● Short task:
Read the entries below and pull out each line with the string "template".

● Records provided:
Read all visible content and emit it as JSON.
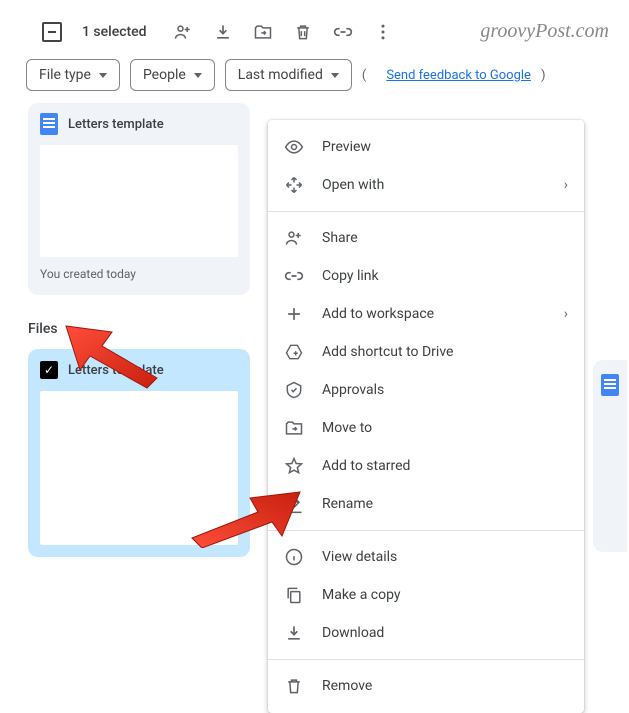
{
  "toolbar": {
    "selectedText": "1 selected",
    "watermark": "groovyPost.com"
  },
  "filters": {
    "fileType": "File type",
    "people": "People",
    "lastModified": "Last modified",
    "feedback": "Send feedback to Google"
  },
  "suggested": {
    "title": "Letters template",
    "footer": "You created today"
  },
  "sections": {
    "filesLabel": "Files"
  },
  "file": {
    "title": "Letters template"
  },
  "menu": {
    "items": [
      {
        "label": "Preview"
      },
      {
        "label": "Open with",
        "hasSubmenu": true
      },
      {
        "sep": true
      },
      {
        "label": "Share"
      },
      {
        "label": "Copy link"
      },
      {
        "label": "Add to workspace",
        "hasSubmenu": true
      },
      {
        "label": "Add shortcut to Drive"
      },
      {
        "label": "Approvals"
      },
      {
        "label": "Move to"
      },
      {
        "label": "Add to starred"
      },
      {
        "label": "Rename"
      },
      {
        "sep": true
      },
      {
        "label": "View details"
      },
      {
        "label": "Make a copy"
      },
      {
        "label": "Download"
      },
      {
        "sep": true
      },
      {
        "label": "Remove"
      }
    ]
  }
}
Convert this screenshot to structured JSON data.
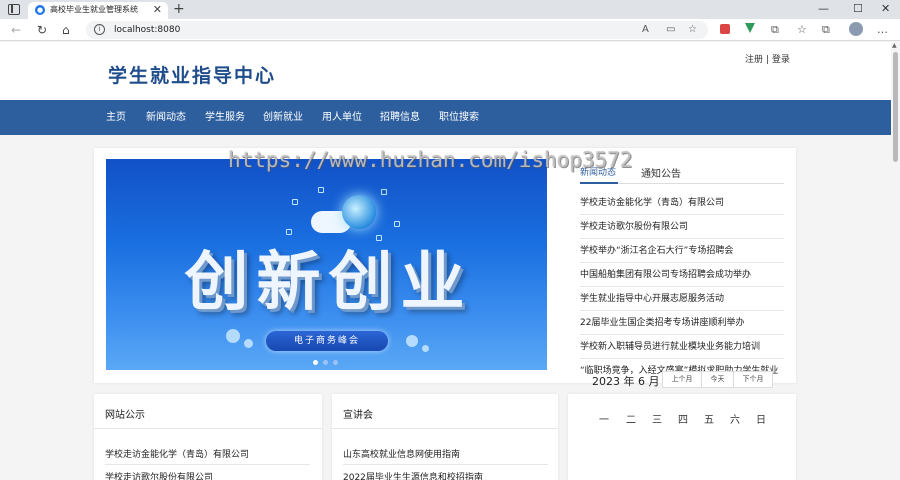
{
  "browser": {
    "tab_title": "高校毕业生就业管理系统",
    "tab_close": "✕",
    "new_tab": "+",
    "minimize": "—",
    "maximize": "☐",
    "close": "✕",
    "url": "localhost:8080",
    "icons": {
      "back": "←",
      "forward": "→",
      "reload": "↻",
      "home": "⌂",
      "read_aloud": "A",
      "split": "▭",
      "favorite": "☆",
      "extensions": "⚙",
      "collections": "☆",
      "tab_sync": "⧉",
      "more": "…",
      "favorite_add": "☆",
      "puzzle": "⧉",
      "copilot": "✦"
    }
  },
  "header": {
    "site_title": "学生就业指导中心",
    "register": "注册",
    "separator": "|",
    "login": "登录"
  },
  "nav": {
    "items": [
      "主页",
      "新闻动态",
      "学生服务",
      "创新就业",
      "用人单位",
      "招聘信息",
      "职位搜索"
    ]
  },
  "banner": {
    "big_text": "创新创业",
    "sub_text": "电子商务峰会"
  },
  "watermark": "https://www.huzhan.com/ishop3572",
  "news": {
    "tab_active": "新闻动态",
    "tab_other": "通知公告",
    "items": [
      "学校走访金能化学（青岛）有限公司",
      "学校走访歌尔股份有限公司",
      "学校举办“浙江名企石大行”专场招聘会",
      "中国船舶集团有限公司专场招聘会成功举办",
      "学生就业指导中心开展志愿服务活动",
      "22届毕业生国企类招考专场讲座顺利举办",
      "学校新入职辅导员进行就业模块业务能力培训",
      "“临职场竞争，入经文盛宴”模拟求职助力学生就业"
    ]
  },
  "notice": {
    "title": "网站公示",
    "items": [
      "学校走访金能化学（青岛）有限公司",
      "学校走访歌尔股份有限公司"
    ]
  },
  "fair": {
    "title": "宣讲会",
    "items": [
      "山东高校就业信息网使用指南",
      "2022届毕业生生源信息和校招指南"
    ]
  },
  "calendar": {
    "year": "2023",
    "year_unit": "年",
    "month": "6",
    "month_unit": "月",
    "prev": "上个月",
    "today": "今天",
    "next": "下个月",
    "weekdays": [
      "一",
      "二",
      "三",
      "四",
      "五",
      "六",
      "日"
    ]
  }
}
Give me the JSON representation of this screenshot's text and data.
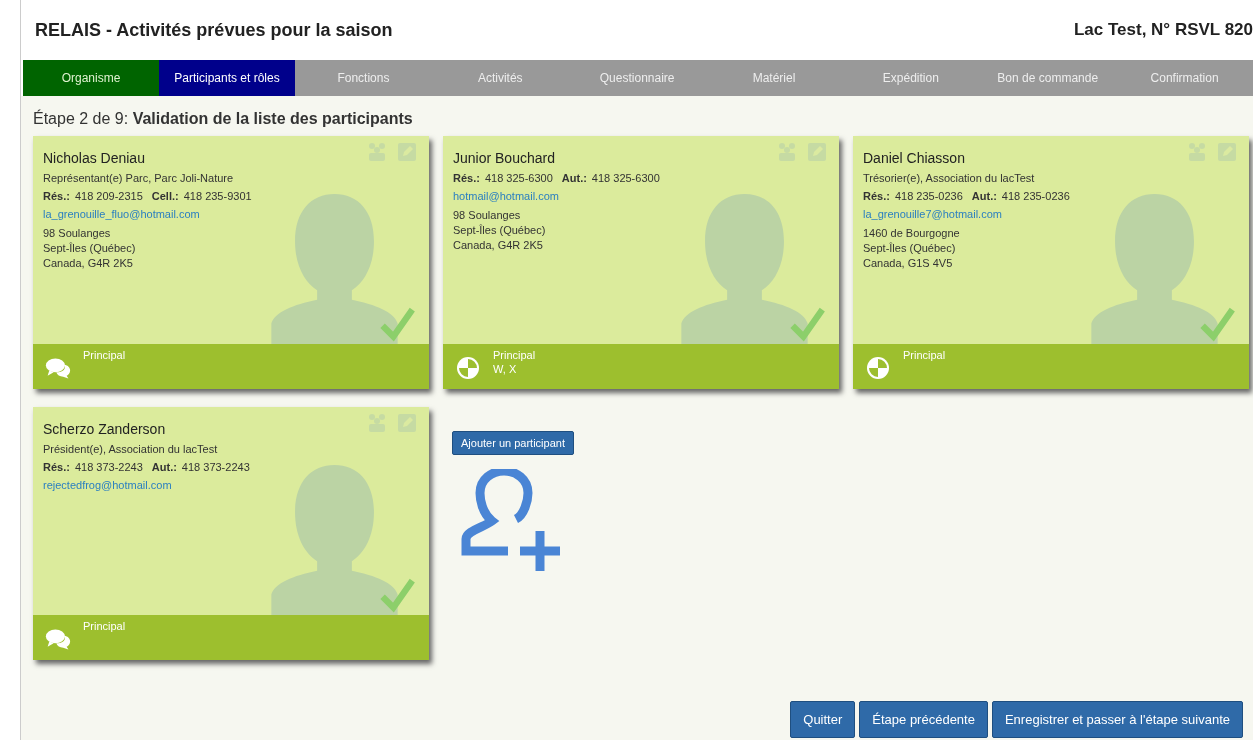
{
  "header": {
    "title": "RELAIS - Activités prévues pour la saison",
    "lake": "Lac Test, N° RSVL 820"
  },
  "tabs": [
    {
      "label": "Organisme",
      "selected": false,
      "completed": true
    },
    {
      "label": "Participants et rôles",
      "selected": true,
      "completed": false
    },
    {
      "label": "Fonctions",
      "selected": false,
      "completed": false
    },
    {
      "label": "Activités",
      "selected": false,
      "completed": false
    },
    {
      "label": "Questionnaire",
      "selected": false,
      "completed": false
    },
    {
      "label": "Matériel",
      "selected": false,
      "completed": false
    },
    {
      "label": "Expédition",
      "selected": false,
      "completed": false
    },
    {
      "label": "Bon de commande",
      "selected": false,
      "completed": false
    },
    {
      "label": "Confirmation",
      "selected": false,
      "completed": false
    }
  ],
  "step": {
    "prefix": "Étape 2 de 9:",
    "title": "Validation de la liste des participants"
  },
  "participants": [
    {
      "name": "Nicholas Deniau",
      "role": "Représentant(e) Parc, Parc Joli-Nature",
      "phones": [
        {
          "label": "Rés.:",
          "number": "418 209-2315"
        },
        {
          "label": "Cell.:",
          "number": "418 235-9301"
        }
      ],
      "email": "la_grenouille_fluo@hotmail.com",
      "address": [
        "98 Soulanges",
        "Sept-Îles (Québec)",
        "Canada, G4R 2K5"
      ],
      "validated": true,
      "kind": "chat",
      "footer": [
        "Principal"
      ]
    },
    {
      "name": "Junior Bouchard",
      "phones": [
        {
          "label": "Rés.:",
          "number": "418 325-6300"
        },
        {
          "label": "Aut.:",
          "number": "418 325-6300"
        }
      ],
      "email": "hotmail@hotmail.com",
      "address": [
        "98 Soulanges",
        "Sept-Îles (Québec)",
        "Canada, G4R 2K5"
      ],
      "validated": true,
      "kind": "quadrant",
      "footer": [
        "Principal",
        "W, X"
      ]
    },
    {
      "name": "Daniel Chiasson",
      "role": "Trésorier(e), Association du lacTest",
      "phones": [
        {
          "label": "Rés.:",
          "number": "418 235-0236"
        },
        {
          "label": "Aut.:",
          "number": "418 235-0236"
        }
      ],
      "email": "la_grenouille7@hotmail.com",
      "address": [
        "1460 de Bourgogne",
        "Sept-Îles (Québec)",
        "Canada, G1S 4V5"
      ],
      "validated": true,
      "kind": "quadrant",
      "footer": [
        "Principal"
      ]
    },
    {
      "name": "Scherzo Zanderson",
      "role": "Président(e), Association du lacTest",
      "phones": [
        {
          "label": "Rés.:",
          "number": "418 373-2243"
        },
        {
          "label": "Aut.:",
          "number": "418 373-2243"
        }
      ],
      "email": "rejectedfrog@hotmail.com",
      "validated": true,
      "kind": "chat",
      "footer": [
        "Principal"
      ]
    }
  ],
  "add_button": "Ajouter un participant",
  "buttons": [
    "Quitter",
    "Étape précédente",
    "Enregistrer et passer à l'étape suivante"
  ]
}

● Answer below:
    "title": "Letters template",
    "title": "Letters template"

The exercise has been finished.